Set problem =
Copy everything in the data below exactly except the pictures.
● ● ● ● ● ● ●
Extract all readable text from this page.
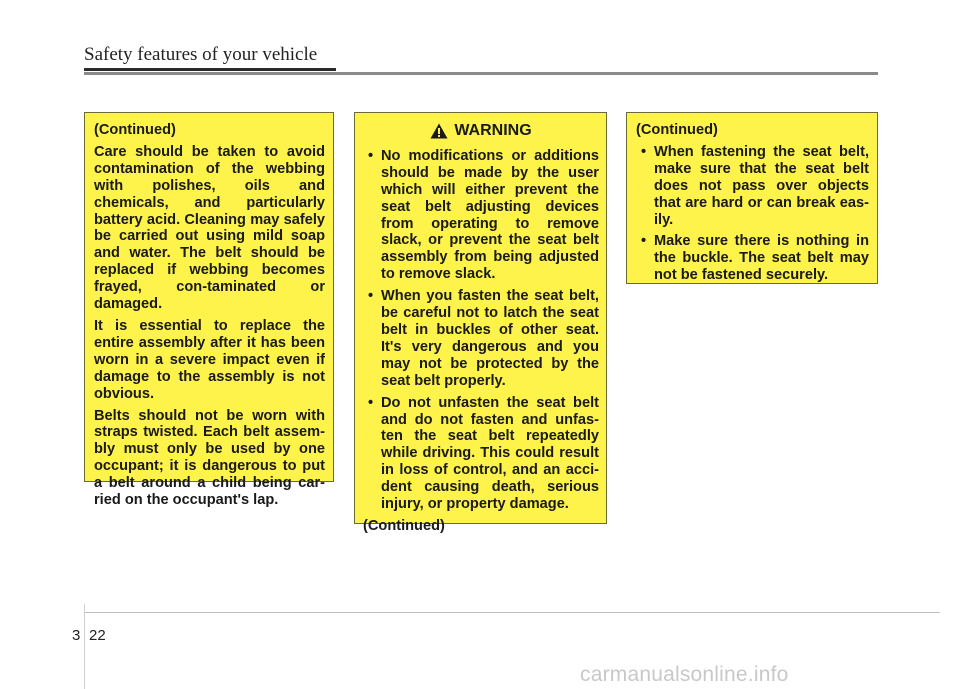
Safety features of your vehicle

(Continued)

Care should be taken to avoid contamination of the webbing with polishes, oils and chemicals, and particularly battery acid. Cleaning may safely be carried out using mild soap and water. The belt should be replaced if webbing becomes frayed, con-taminated or damaged.

It is essential to replace the entire assembly after it has been worn in a severe impact even if damage to the assembly is not obvious.

Belts should not be worn with straps twisted. Each belt assem-bly must only be used by one occupant; it is dangerous to put a belt around a child being car-ried on the occupant's lap.

WARNING
• No modifications or additions should be made by the user which will either prevent the seat belt adjusting devices from operating to remove slack, or prevent the seat belt assembly from being adjusted to remove slack.
• When you fasten the seat belt, be careful not to latch the seat belt in buckles of other seat. It's very dangerous and you may not be protected by the seat belt properly.
• Do not unfasten the seat belt and do not fasten and unfas-ten the seat belt repeatedly while driving. This could result in loss of control, and an acci-dent causing death, serious injury, or property damage.

(Continued)

(Continued)

• When fastening the seat belt, make sure that the seat belt does not pass over objects that are hard or can break eas-ily.
• Make sure there is nothing in the buckle. The seat belt may not be fastened securely.
3 22
carmanualsonline.info
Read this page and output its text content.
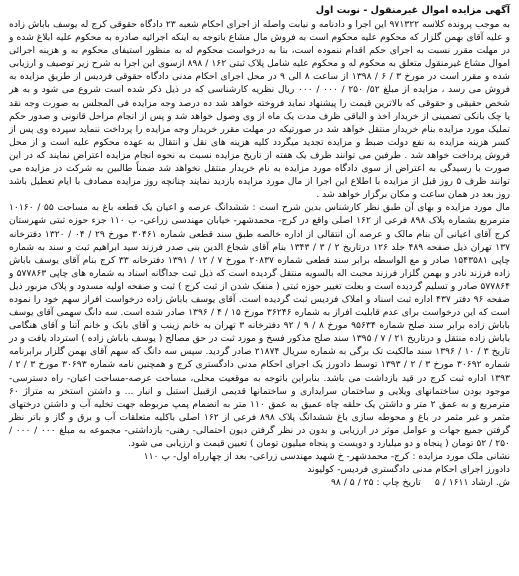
آگهی مزایده اموال غیرمنقول - نوبت اول

به موجب پرونده کلاسه ۹۷۱۳۲۲ این اجرا و دادنامه و نیابت واصله از اجرای احکام شعبه ۲۳ دادگاه حقوقی کرج له یوسف باباش زاده و علیه آقای بهمن گلزار که محکوم علیه محکوم است به فروش مال مشاع باتوجه به اینکه اجرائیه صادره به محکوم علیه ابلاغ شده و در مهلت مقرر نسبت به اجرای حکم اقدام ننموده است، بنا به درخواست محکوم له به منظور استیفای محکوم به و هزینه اجرائی اموال مشاع غیرمنقول متعلق به محکوم له و محکوم علیه شامل پلاک ثبتی ۱۶۲ / ۸۹۸ ازسوی این اجرا به شرح زیر توصیف و ارزیابی شده و مقرر است در مورخ ۳ / ۶ / ۱۳۹۸ از ساعت ۸ الی ۹ در محل اجرای احکام مدنی دادگاه حقوقی فردیس از طریق مزایده به فروش می رسد ، مزایده از مبلغ ۵۲/ ۲۵۰ / ۰۰۰ / ۰۰۰ ریال نظریه کارشناسی که در ذیل ذکر شده است شروع می شود و به هر شخص حقیقی و حقوقی که بالاترین قیمت را پیشنهاد نماید فروخته خواهد شد ده درصد وجه مزایده فی المجلس به صورت وجه نقد یا چک بانکی تضمینی از خریدار اخذ و الباقی ظرف مدت یک ماه از وی وصول خواهد شد و پس از انجام مراحل قانونی و صدور حکم تملیک مورد مزایده بنام خریدار منتقل خواهد شد در صورتیکه در مهلت مقرر خریدار وجه مزایده را پرداخت ننماید سپرده وی پس از کسر هزینه مزایده به نفع دولت ضبط و مزایده تجدید میگردد کلیه هزینه های نقل و انتقال به عهده محکوم علیه است و از محل فروش پرداخت خواهد شد . طرفین می توانند ظرف یک هفته از تاریخ مزایده نسبت به نحوه انجام مزایده اعتراض نمایند که در این صورت با رسیدگی به اعتراض از سوی دادگاه مورد مزایده به نام خریدار منتقل نخواهد شد ضمناً طالبین به شرکت در مزایده می توانند ظرف ۵ روز قبل از مزایده با اطلاع این اجرا از مال مورد مزایده بازدید نمایند چنانچه روز مزایده مصادف با ایام تعطیل باشد روز بعد در همان ساعت و مکان برگزار خواهد شد .

مال مورد مزایده و بهای آن طبق نظر کارشناس بدین شرح است : ششدانگ عرصه و اعیان یک قطعه باغ به مساحت ۵۵ / ۱۰۱۶۰ مترمربع بشماره پلاک ۸۹۸ فرعی از ۱۶۲ اصلی واقع در کرج- محمدشهر- خیابان مهندسی زراعی- ب ۱۱۰ جزء حوزه ثبتی شهرستان کرج آقای اعیانی آن بنام مالک و عرصه آن انتقالی از اداره خالصه طبق سند قطعی شماره ۳۰۴۶۱ مورخ ۲۹ / ۰۴ / ۱۳۲۰ دفترخانه ۱۳۷ تهران ذیل صفحه ۴۸۹ جلد ۱۲۶ درتاریخ ۲ / ۳ / ۱۳۴۳ بنام آقای شجاع الدین بنی صدر فرزند سید ابراهیم ثبت و سند به شماره چاپی ۱۵۴۳۵۸۱ صادر و مع الواسطه برابر سند قطعی شماره ۲۰۸۳۷ مورخ ۷ / ۱۲ / ۱۳۹۱ دفترخانه ۳۳ کرج بنام آقای یوسف باباش زاده فرزند نادر و بهمن گلزار فرزند محبت اله بالسویه منتقل گردیده است که ذیل ثبت جداگانه اسناد به شماره های چاپی ۵۷۷۸۶۳ و ۵۷۷۸۶۴ صادر و تسلیم گردیده است و بعلت تغییر حوزه ثبتی ( منفک شدن از ثبت کرج ) ثبت و صفحه اولیه مسدود و پلاک مزبور ذیل صفحه ۹۶ دفتر ۴۳۷ اداره ثبت اسناد و املاک فردیس ثبت گردیده است. آقای یوسف باباش زاده درخواست افراز سهم خود را نموده است که این درخواست برای عدم قابلیت افراز به شماره ۳۶۲۴۶ مورخ ۱۵ / ۴ / ۱۳۹۶ صادر شده است. سه دانگ سهمی آقای یوسف باباش زاده برابر سند صلح شماره ۹۵۶۳۴ مورخ ۸ / ۹ / ۹۲ دفترخانه ۳ تهران به خانم زینب و آقای بابک و خانم آتنا و آقای هنگامی باباش زاده منتقل و درتاریخ ۲۱ / ۷ / ۱۳۹۵ سند صلح مذکور فسخ و مورد ثبت در حق مصالح ( یوسف باباش زاده ) استرداد یافت و در تاریخ ۳ / ۱۰ / ۱۳۹۶ سند مالکیت تک برگی به شماره سریال ۲۱۸۷۴ صادر گردید. سپس سه دانگ که سهم آقای بهمن گلزار برابرنامه شماره ۳۰۶۹۲ مورخ ۳ / ۲ / ۱۳۹۳ توسط دادورز یک اجرای احکام مدنی دادگستری کرج و همچنین نامه شماره ۳۰۶۹۳ مورخ ۳ / ۲ / ۱۳۹۳ اداره ثبت کرج در قید بازداشت می باشد. بنابراین باتوجه به موقعیت محلی، مساحت عرصه-مساحت اعیان- راه دسترسی- موجود بودن ساختمانهای ویلایی و ساختمان سرایداری و ساختمانها قدیمی ازقبیل استبل و انبار ... و داشتن استخر به متراژ ۶۰ مترمربع و به عمق ۲ متر و داشتن یک حلقه چاه عمیق به عمق ۱۱۰ متر به انضمام پمپ مربوطه جهت تخلیه آب و داشتن درختهای مثمر و غیر مثمر در باغ و محوطه سازی باغ ششدانگ پلاک ۸۹۸ فرعی از ۱۶۲ اصلی باکلیه متعلقات آب و برق و گاز و باتر نظر گرفتن جمیع جهات و عوامل موثر در ارزیابی و بدون در نظر گرفتن دیون احتمالی- رهنی- بازداشتی- مجموعه به مبلغ ۰۰۰ / ۰۰۰ / ۲۵۰ / ۵۲ تومان ( پنجاه و دو میلیارد و دویست و پنجاه میلیون تومان ) تعیین قیمت و ارزیابی می شود.

نشانی ملک مورد مزایده : کرج- محمدشهر- خ شهید مهندسی زراعی- بعد از چهارراه اول- پ ۱۱۰
دادورز اجرای احکام مدنی دادگستری فردیس- کولیوند
ش. ارشاد ۱۶۱۱ / ۵
تاریخ چاپ : ۲۵ / ۵ / ۹۸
● ● ● ● ● ● ●
Response below =
Extract all readable text from this page.
Safety features of your vehicle

(Continued)

Care should be taken to avoid contamination of the webbing with polishes, oils and chemicals, and particularly battery acid. Cleaning may safely be carried out using mild soap and water. The belt should be replaced if webbing becomes frayed, con-taminated or damaged.

It is essential to replace the entire assembly after it has been worn in a severe impact even if damage to the assembly is not obvious.

Belts should not be worn with straps twisted. Each belt assem-bly must only be used by one occupant; it is dangerous to put a belt around a child being car-ried on the occupant's lap.

WARNING
• No modifications or additions should be made by the user which will either prevent the seat belt adjusting devices from operating to remove slack, or prevent the seat belt assembly from being adjusted to remove slack.
• When you fasten the seat belt, be careful not to latch the seat belt in buckles of other seat. It's very dangerous and you may not be protected by the seat belt properly.
• Do not unfasten the seat belt and do not fasten and unfas-ten the seat belt repeatedly while driving. This could result in loss of control, and an acci-dent causing death, serious injury, or property damage.

(Continued)

(Continued)

• When fastening the seat belt, make sure that the seat belt does not pass over objects that are hard or can break eas-ily.
• Make sure there is nothing in the buckle. The seat belt may not be fastened securely.
3 22
carmanualsonline.info
Read this page and output its text content.
آگهی مزایده اموال غیرمنقول - نوبت اول

به موجب پرونده کلاسه ۹۷۱۳۲۲ این اجرا و دادنامه و نیابت واصله از اجرای احکام شعبه ۲۳ دادگاه حقوقی کرج له یوسف باباش زاده و علیه آقای بهمن گلزار که محکوم علیه محکوم است به فروش مال مشاع باتوجه به اینکه اجرائیه صادره به محکوم علیه ابلاغ شده و در مهلت مقرر نسبت به اجرای حکم اقدام ننموده است، بنا به درخواست محکوم له به منظور استیفای محکوم به و هزینه اجرائی اموال مشاع غیرمنقول متعلق به محکوم له و محکوم علیه شامل پلاک ثبتی ۱۶۲ / ۸۹۸ ازسوی این اجرا به شرح زیر توصیف و ارزیابی شده و مقرر است در مورخ ۳ / ۶ / ۱۳۹۸ از ساعت ۸ الی ۹ در محل اجرای احکام مدنی دادگاه حقوقی فردیس از طریق مزایده به فروش می رسد ، مزایده از مبلغ ۵۲/ ۲۵۰ / ۰۰۰ / ۰۰۰ ریال نظریه کارشناسی که در ذیل ذکر شده است شروع می شود و به هر شخص حقیقی و حقوقی که بالاترین قیمت را پیشنهاد نماید فروخته خواهد شد ده درصد وجه مزایده فی المجلس به صورت وجه نقد یا چک بانکی تضمینی از خریدار اخذ و الباقی ظرف مدت یک ماه از وی وصول خواهد شد و پس از انجام مراحل قانونی و صدور حکم تملیک مورد مزایده بنام خریدار منتقل خواهد شد در صورتیکه در مهلت مقرر خریدار وجه مزایده را پرداخت ننماید سپرده وی پس از کسر هزینه مزایده به نفع دولت ضبط و مزایده تجدید میگردد کلیه هزینه های نقل و انتقال به عهده محکوم علیه است و از محل فروش پرداخت خواهد شد . طرفین می توانند ظرف یک هفته از تاریخ مزایده نسبت به نحوه انجام مزایده اعتراض نمایند که در این صورت با رسیدگی به اعتراض از سوی دادگاه مورد مزایده به نام خریدار منتقل نخواهد شد ضمناً طالبین به شرکت در مزایده می توانند ظرف ۵ روز قبل از مزایده با اطلاع این اجرا از مال مورد مزایده بازدید نمایند چنانچه روز مزایده مصادف با ایام تعطیل باشد روز بعد در همان ساعت و مکان برگزار خواهد شد .

مال مورد مزایده و بهای آن طبق نظر کارشناس بدین شرح است : ششدانگ عرصه و اعیان یک قطعه باغ به مساحت ۵۵ / ۱۰۱۶۰ مترمربع بشماره پلاک ۸۹۸ فرعی از ۱۶۲ اصلی واقع در کرج- محمدشهر- خیابان مهندسی زراعی- ب ۱۱۰ جزء حوزه ثبتی شهرستان کرج آقای اعیانی آن بنام مالک و عرصه آن انتقالی از اداره خالصه طبق سند قطعی شماره ۳۰۴۶۱ مورخ ۲۹ / ۰۴ / ۱۳۲۰ دفترخانه ۱۳۷ تهران ذیل صفحه ۴۸۹ جلد ۱۲۶ درتاریخ ۲ / ۳ / ۱۳۴۳ بنام آقای شجاع الدین بنی صدر فرزند سید ابراهیم ثبت و سند به شماره چاپی ۱۵۴۳۵۸۱ صادر و مع الواسطه برابر سند قطعی شماره ۲۰۸۳۷ مورخ ۷ / ۱۲ / ۱۳۹۱ دفترخانه ۳۳ کرج بنام آقای یوسف باباش زاده فرزند نادر و بهمن گلزار فرزند محبت اله بالسویه منتقل گردیده است که ذیل ثبت جداگانه اسناد به شماره های چاپی ۵۷۷۸۶۳ و ۵۷۷۸۶۴ صادر و تسلیم گردیده است و بعلت تغییر حوزه ثبتی ( منفک شدن از ثبت کرج ) ثبت و صفحه اولیه مسدود و پلاک مزبور ذیل صفحه ۹۶ دفتر ۴۳۷ اداره ثبت اسناد و املاک فردیس ثبت گردیده است. آقای یوسف باباش زاده درخواست افراز سهم خود را نموده است که این درخواست برای عدم قابلیت افراز به شماره ۳۶۲۴۶ مورخ ۱۵ / ۴ / ۱۳۹۶ صادر شده است. سه دانگ سهمی آقای یوسف باباش زاده برابر سند صلح شماره ۹۵۶۳۴ مورخ ۸ / ۹ / ۹۲ دفترخانه ۳ تهران به خانم زینب و آقای بابک و خانم آتنا و آقای هنگامی باباش زاده منتقل و درتاریخ ۲۱ / ۷ / ۱۳۹۵ سند صلح مذکور فسخ و مورد ثبت در حق مصالح ( یوسف باباش زاده ) استرداد یافت و در تاریخ ۳ / ۱۰ / ۱۳۹۶ سند مالکیت تک برگی به شماره سریال ۲۱۸۷۴ صادر گردید. سپس سه دانگ که سهم آقای بهمن گلزار برابرنامه شماره ۳۰۶۹۲ مورخ ۳ / ۲ / ۱۳۹۳ توسط دادورز یک اجرای احکام مدنی دادگستری کرج و همچنین نامه شماره ۳۰۶۹۳ مورخ ۳ / ۲ / ۱۳۹۳ اداره ثبت کرج در قید بازداشت می باشد. بنابراین باتوجه به موقعیت محلی، مساحت عرصه-مساحت اعیان- راه دسترسی- موجود بودن ساختمانهای ویلایی و ساختمان سرایداری و ساختمانها قدیمی ازقبیل استبل و انبار ... و داشتن استخر به متراژ ۶۰ مترمربع و به عمق ۲ متر و داشتن یک حلقه چاه عمیق به عمق ۱۱۰ متر به انضمام پمپ مربوطه جهت تخلیه آب و داشتن درختهای مثمر و غیر مثمر در باغ و محوطه سازی باغ ششدانگ پلاک ۸۹۸ فرعی از ۱۶۲ اصلی باکلیه متعلقات آب و برق و گاز و باتر نظر گرفتن جمیع جهات و عوامل موثر در ارزیابی و بدون در نظر گرفتن دیون احتمالی- رهنی- بازداشتی- مجموعه به مبلغ ۰۰۰ / ۰۰۰ / ۲۵۰ / ۵۲ تومان ( پنجاه و دو میلیارد و دویست و پنجاه میلیون تومان ) تعیین قیمت و ارزیابی می شود.

نشانی ملک مورد مزایده : کرج- محمدشهر- خ شهید مهندسی زراعی- بعد از چهارراه اول- پ ۱۱۰
دادورز اجرای احکام مدنی دادگستری فردیس- کولیوند
ش. ارشاد ۱۶۱۱ / ۵
تاریخ چاپ : ۲۵ / ۵ / ۹۸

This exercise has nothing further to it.